DIRECTIONS FOR THIS TASK: Work out how many lines contain "уређење". Reply with the count alone.

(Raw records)

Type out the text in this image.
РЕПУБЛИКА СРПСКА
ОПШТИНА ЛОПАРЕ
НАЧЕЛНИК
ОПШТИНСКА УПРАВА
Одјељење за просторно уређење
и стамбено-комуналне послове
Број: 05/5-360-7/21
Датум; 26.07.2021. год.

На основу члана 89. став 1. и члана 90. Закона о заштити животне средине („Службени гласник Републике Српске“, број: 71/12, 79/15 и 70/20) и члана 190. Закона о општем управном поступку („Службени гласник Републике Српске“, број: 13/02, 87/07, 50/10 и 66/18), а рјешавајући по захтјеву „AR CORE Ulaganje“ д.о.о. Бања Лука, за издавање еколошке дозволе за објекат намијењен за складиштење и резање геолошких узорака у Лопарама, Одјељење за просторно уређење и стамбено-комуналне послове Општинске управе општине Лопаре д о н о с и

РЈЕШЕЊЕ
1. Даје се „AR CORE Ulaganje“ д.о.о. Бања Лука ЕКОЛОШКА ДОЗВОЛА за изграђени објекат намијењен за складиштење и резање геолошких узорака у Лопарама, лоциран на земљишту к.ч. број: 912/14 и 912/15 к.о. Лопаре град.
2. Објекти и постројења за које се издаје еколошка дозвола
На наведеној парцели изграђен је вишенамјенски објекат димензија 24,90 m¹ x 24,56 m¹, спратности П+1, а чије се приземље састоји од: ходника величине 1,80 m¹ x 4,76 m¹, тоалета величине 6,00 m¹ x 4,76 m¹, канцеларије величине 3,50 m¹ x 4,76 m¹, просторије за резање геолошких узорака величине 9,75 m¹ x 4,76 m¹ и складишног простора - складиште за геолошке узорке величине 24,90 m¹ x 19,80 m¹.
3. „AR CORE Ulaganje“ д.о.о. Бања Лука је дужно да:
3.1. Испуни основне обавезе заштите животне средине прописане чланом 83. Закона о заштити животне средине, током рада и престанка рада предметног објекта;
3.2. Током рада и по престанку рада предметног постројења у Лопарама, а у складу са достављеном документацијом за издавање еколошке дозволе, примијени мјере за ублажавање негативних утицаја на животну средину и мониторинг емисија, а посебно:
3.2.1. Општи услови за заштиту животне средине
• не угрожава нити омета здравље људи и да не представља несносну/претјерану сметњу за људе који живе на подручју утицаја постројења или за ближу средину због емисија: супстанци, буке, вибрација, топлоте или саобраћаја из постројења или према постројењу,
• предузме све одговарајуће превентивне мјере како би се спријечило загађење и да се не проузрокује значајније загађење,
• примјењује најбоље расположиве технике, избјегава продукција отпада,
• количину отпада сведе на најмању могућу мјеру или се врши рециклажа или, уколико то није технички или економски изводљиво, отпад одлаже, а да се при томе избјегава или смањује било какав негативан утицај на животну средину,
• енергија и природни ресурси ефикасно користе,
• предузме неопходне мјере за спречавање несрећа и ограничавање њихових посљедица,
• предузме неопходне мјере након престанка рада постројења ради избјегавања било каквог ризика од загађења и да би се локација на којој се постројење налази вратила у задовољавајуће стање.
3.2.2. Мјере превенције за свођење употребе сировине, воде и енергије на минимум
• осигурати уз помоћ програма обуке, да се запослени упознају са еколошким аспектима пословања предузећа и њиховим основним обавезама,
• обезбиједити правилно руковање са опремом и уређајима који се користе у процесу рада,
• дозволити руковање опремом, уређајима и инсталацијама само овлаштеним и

REPLY: 2